>>>>>

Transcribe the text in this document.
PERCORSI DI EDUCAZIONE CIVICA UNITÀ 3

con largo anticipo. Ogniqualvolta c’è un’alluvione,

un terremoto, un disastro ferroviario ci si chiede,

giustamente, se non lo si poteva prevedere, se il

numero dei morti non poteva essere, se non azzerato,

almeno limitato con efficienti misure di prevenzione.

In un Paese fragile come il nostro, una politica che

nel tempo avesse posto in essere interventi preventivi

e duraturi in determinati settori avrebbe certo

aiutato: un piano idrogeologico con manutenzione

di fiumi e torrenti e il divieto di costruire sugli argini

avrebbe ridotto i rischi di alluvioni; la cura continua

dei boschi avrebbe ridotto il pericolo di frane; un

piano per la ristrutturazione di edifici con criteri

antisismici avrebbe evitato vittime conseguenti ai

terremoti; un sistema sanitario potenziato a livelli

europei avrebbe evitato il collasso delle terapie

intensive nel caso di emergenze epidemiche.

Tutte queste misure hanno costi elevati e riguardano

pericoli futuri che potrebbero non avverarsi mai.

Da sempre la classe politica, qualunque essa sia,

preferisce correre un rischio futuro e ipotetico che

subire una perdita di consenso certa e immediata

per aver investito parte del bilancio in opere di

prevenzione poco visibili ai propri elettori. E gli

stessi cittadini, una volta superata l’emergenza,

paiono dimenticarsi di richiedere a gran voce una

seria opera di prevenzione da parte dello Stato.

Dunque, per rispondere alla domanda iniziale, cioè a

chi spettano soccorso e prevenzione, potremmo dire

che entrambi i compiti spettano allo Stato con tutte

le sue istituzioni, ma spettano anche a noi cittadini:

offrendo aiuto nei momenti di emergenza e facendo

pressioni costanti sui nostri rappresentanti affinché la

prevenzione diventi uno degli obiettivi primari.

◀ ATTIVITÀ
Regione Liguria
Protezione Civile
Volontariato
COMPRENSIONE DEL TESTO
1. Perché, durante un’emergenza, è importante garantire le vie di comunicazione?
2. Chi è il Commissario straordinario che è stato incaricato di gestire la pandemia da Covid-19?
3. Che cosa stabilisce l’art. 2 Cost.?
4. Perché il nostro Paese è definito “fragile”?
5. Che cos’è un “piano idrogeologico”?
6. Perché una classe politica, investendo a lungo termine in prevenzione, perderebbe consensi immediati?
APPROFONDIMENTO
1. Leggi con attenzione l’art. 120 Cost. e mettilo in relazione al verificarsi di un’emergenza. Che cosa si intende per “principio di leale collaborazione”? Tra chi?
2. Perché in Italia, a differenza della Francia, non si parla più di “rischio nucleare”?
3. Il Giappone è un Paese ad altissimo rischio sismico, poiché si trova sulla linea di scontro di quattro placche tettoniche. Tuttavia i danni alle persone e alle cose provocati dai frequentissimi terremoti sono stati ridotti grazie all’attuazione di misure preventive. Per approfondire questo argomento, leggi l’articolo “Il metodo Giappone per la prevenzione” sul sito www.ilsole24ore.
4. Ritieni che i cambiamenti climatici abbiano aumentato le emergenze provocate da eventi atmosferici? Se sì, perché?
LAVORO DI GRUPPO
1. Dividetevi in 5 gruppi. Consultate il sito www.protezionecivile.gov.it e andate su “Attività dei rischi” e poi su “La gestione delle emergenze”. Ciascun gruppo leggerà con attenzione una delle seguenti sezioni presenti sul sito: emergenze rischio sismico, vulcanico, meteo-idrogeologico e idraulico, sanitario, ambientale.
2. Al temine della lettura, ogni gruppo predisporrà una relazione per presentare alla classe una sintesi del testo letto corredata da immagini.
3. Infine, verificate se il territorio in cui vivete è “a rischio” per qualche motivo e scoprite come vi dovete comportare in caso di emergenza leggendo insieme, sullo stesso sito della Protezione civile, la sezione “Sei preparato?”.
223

<<<<<

Given exercise: Reproduce the full listing above, character for character.

Expected answer:
Transcribe the text in this document.
PERCORSI DI EDUCAZIONE CIVICA UNITÀ 3

con largo anticipo. Ogniqualvolta c’è un’alluvione,

un terremoto, un disastro ferroviario ci si chiede,

giustamente, se non lo si poteva prevedere, se il

numero dei morti non poteva essere, se non azzerato,

almeno limitato con efficienti misure di prevenzione.

In un Paese fragile come il nostro, una politica che

nel tempo avesse posto in essere interventi preventivi

e duraturi in determinati settori avrebbe certo

aiutato: un piano idrogeologico con manutenzione

di fiumi e torrenti e il divieto di costruire sugli argini

avrebbe ridotto i rischi di alluvioni; la cura continua

dei boschi avrebbe ridotto il pericolo di frane; un

piano per la ristrutturazione di edifici con criteri

antisismici avrebbe evitato vittime conseguenti ai

terremoti; un sistema sanitario potenziato a livelli

europei avrebbe evitato il collasso delle terapie

intensive nel caso di emergenze epidemiche.

Tutte queste misure hanno costi elevati e riguardano

pericoli futuri che potrebbero non avverarsi mai.

Da sempre la classe politica, qualunque essa sia,

preferisce correre un rischio futuro e ipotetico che

subire una perdita di consenso certa e immediata

per aver investito parte del bilancio in opere di

prevenzione poco visibili ai propri elettori. E gli

stessi cittadini, una volta superata l’emergenza,

paiono dimenticarsi di richiedere a gran voce una

seria opera di prevenzione da parte dello Stato.

Dunque, per rispondere alla domanda iniziale, cioè a

chi spettano soccorso e prevenzione, potremmo dire

che entrambi i compiti spettano allo Stato con tutte

le sue istituzioni, ma spettano anche a noi cittadini:

offrendo aiuto nei momenti di emergenza e facendo

pressioni costanti sui nostri rappresentanti affinché la

prevenzione diventi uno degli obiettivi primari.

◀ ATTIVITÀ
Regione Liguria
Protezione Civile
Volontariato
COMPRENSIONE DEL TESTO
1. Perché, durante un’emergenza, è importante garantire le vie di comunicazione?
2. Chi è il Commissario straordinario che è stato incaricato di gestire la pandemia da Covid-19?
3. Che cosa stabilisce l’art. 2 Cost.?
4. Perché il nostro Paese è definito “fragile”?
5. Che cos’è un “piano idrogeologico”?
6. Perché una classe politica, investendo a lungo termine in prevenzione, perderebbe consensi immediati?
APPROFONDIMENTO
1. Leggi con attenzione l’art. 120 Cost. e mettilo in relazione al verificarsi di un’emergenza. Che cosa si intende per “principio di leale collaborazione”? Tra chi?
2. Perché in Italia, a differenza della Francia, non si parla più di “rischio nucleare”?
3. Il Giappone è un Paese ad altissimo rischio sismico, poiché si trova sulla linea di scontro di quattro placche tettoniche. Tuttavia i danni alle persone e alle cose provocati dai frequentissimi terremoti sono stati ridotti grazie all’attuazione di misure preventive. Per approfondire questo argomento, leggi l’articolo “Il metodo Giappone per la prevenzione” sul sito www.ilsole24ore.
4. Ritieni che i cambiamenti climatici abbiano aumentato le emergenze provocate da eventi atmosferici? Se sì, perché?
LAVORO DI GRUPPO
1. Dividetevi in 5 gruppi. Consultate il sito www.protezionecivile.gov.it e andate su “Attività dei rischi” e poi su “La gestione delle emergenze”. Ciascun gruppo leggerà con attenzione una delle seguenti sezioni presenti sul sito: emergenze rischio sismico, vulcanico, meteo-idrogeologico e idraulico, sanitario, ambientale.
2. Al temine della lettura, ogni gruppo predisporrà una relazione per presentare alla classe una sintesi del testo letto corredata da immagini.
3. Infine, verificate se il territorio in cui vivete è “a rischio” per qualche motivo e scoprite come vi dovete comportare in caso di emergenza leggendo insieme, sullo stesso sito della Protezione civile, la sezione “Sei preparato?”.
223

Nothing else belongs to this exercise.